(Directive) Reproduce all of the listing below without alteration.

Dataset items
+++++

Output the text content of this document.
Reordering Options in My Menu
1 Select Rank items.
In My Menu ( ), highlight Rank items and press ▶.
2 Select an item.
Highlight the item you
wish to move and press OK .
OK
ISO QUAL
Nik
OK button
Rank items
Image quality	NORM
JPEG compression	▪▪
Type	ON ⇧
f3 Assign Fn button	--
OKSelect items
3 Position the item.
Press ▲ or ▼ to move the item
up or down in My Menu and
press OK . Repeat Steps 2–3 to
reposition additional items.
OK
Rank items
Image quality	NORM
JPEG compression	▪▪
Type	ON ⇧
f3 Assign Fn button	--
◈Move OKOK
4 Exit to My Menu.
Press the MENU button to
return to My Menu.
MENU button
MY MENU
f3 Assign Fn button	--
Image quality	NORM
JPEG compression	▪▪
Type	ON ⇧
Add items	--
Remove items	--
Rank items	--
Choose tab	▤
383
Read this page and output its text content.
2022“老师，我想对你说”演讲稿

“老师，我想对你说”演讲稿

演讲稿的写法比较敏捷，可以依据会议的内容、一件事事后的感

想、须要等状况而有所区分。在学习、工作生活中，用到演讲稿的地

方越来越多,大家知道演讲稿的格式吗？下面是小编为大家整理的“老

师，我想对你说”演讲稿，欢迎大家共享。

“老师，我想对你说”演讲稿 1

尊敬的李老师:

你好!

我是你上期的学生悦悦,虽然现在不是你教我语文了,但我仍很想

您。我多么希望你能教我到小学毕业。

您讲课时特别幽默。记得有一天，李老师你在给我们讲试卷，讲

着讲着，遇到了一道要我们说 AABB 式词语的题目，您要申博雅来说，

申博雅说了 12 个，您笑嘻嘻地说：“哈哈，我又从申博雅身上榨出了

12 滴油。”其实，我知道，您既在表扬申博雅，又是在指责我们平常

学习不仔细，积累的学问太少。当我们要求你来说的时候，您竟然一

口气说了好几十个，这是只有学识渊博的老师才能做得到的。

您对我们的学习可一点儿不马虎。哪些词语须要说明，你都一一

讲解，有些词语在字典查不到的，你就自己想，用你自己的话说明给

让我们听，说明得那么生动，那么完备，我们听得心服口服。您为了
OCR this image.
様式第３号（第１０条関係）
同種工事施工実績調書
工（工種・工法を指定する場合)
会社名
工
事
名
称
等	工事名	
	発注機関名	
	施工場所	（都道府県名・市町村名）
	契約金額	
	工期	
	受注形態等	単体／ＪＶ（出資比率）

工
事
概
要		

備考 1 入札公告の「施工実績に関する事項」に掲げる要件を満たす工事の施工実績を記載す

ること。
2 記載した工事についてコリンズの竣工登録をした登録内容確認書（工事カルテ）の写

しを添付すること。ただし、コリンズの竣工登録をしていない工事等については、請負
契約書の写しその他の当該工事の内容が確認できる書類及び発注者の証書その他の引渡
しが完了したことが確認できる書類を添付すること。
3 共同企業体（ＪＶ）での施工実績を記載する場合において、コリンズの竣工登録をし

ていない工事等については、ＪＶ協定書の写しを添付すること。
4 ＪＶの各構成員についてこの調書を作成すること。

+++++

(Correct output)
Output the text content of this document.
Reordering Options in My Menu
1 Select Rank items.
In My Menu ( ), highlight Rank items and press ▶.
2 Select an item.
Highlight the item you
wish to move and press OK .
OK
ISO QUAL
Nik
OK button
Rank items
Image quality	NORM
JPEG compression	▪▪
Type	ON ⇧
f3 Assign Fn button	--
OKSelect items
3 Position the item.
Press ▲ or ▼ to move the item
up or down in My Menu and
press OK . Repeat Steps 2–3 to
reposition additional items.
OK
Rank items
Image quality	NORM
JPEG compression	▪▪
Type	ON ⇧
f3 Assign Fn button	--
◈Move OKOK
4 Exit to My Menu.
Press the MENU button to
return to My Menu.
MENU button
MY MENU
f3 Assign Fn button	--
Image quality	NORM
JPEG compression	▪▪
Type	ON ⇧
Add items	--
Remove items	--
Rank items	--
Choose tab	▤
383
Read this page and output its text content.
2022“老师，我想对你说”演讲稿

“老师，我想对你说”演讲稿

演讲稿的写法比较敏捷，可以依据会议的内容、一件事事后的感

想、须要等状况而有所区分。在学习、工作生活中，用到演讲稿的地

方越来越多,大家知道演讲稿的格式吗？下面是小编为大家整理的“老

师，我想对你说”演讲稿，欢迎大家共享。

“老师，我想对你说”演讲稿 1

尊敬的李老师:

你好!

我是你上期的学生悦悦,虽然现在不是你教我语文了,但我仍很想

您。我多么希望你能教我到小学毕业。

您讲课时特别幽默。记得有一天，李老师你在给我们讲试卷，讲

着讲着，遇到了一道要我们说 AABB 式词语的题目，您要申博雅来说，

申博雅说了 12 个，您笑嘻嘻地说：“哈哈，我又从申博雅身上榨出了

12 滴油。”其实，我知道，您既在表扬申博雅，又是在指责我们平常

学习不仔细，积累的学问太少。当我们要求你来说的时候，您竟然一

口气说了好几十个，这是只有学识渊博的老师才能做得到的。

您对我们的学习可一点儿不马虎。哪些词语须要说明，你都一一

讲解，有些词语在字典查不到的，你就自己想，用你自己的话说明给

让我们听，说明得那么生动，那么完备，我们听得心服口服。您为了
OCR this image.
様式第３号（第１０条関係）
同種工事施工実績調書
工（工種・工法を指定する場合)
会社名
工
事
名
称
等	工事名	
	発注機関名	
	施工場所	（都道府県名・市町村名）
	契約金額	
	工期	
	受注形態等	単体／ＪＶ（出資比率）

工
事
概
要		

備考 1 入札公告の「施工実績に関する事項」に掲げる要件を満たす工事の施工実績を記載す

ること。
2 記載した工事についてコリンズの竣工登録をした登録内容確認書（工事カルテ）の写

しを添付すること。ただし、コリンズの竣工登録をしていない工事等については、請負
契約書の写しその他の当該工事の内容が確認できる書類及び発注者の証書その他の引渡
しが完了したことが確認できる書類を添付すること。
3 共同企業体（ＪＶ）での施工実績を記載する場合において、コリンズの竣工登録をし

ていない工事等については、ＪＶ協定書の写しを添付すること。
4 ＪＶの各構成員についてこの調書を作成すること。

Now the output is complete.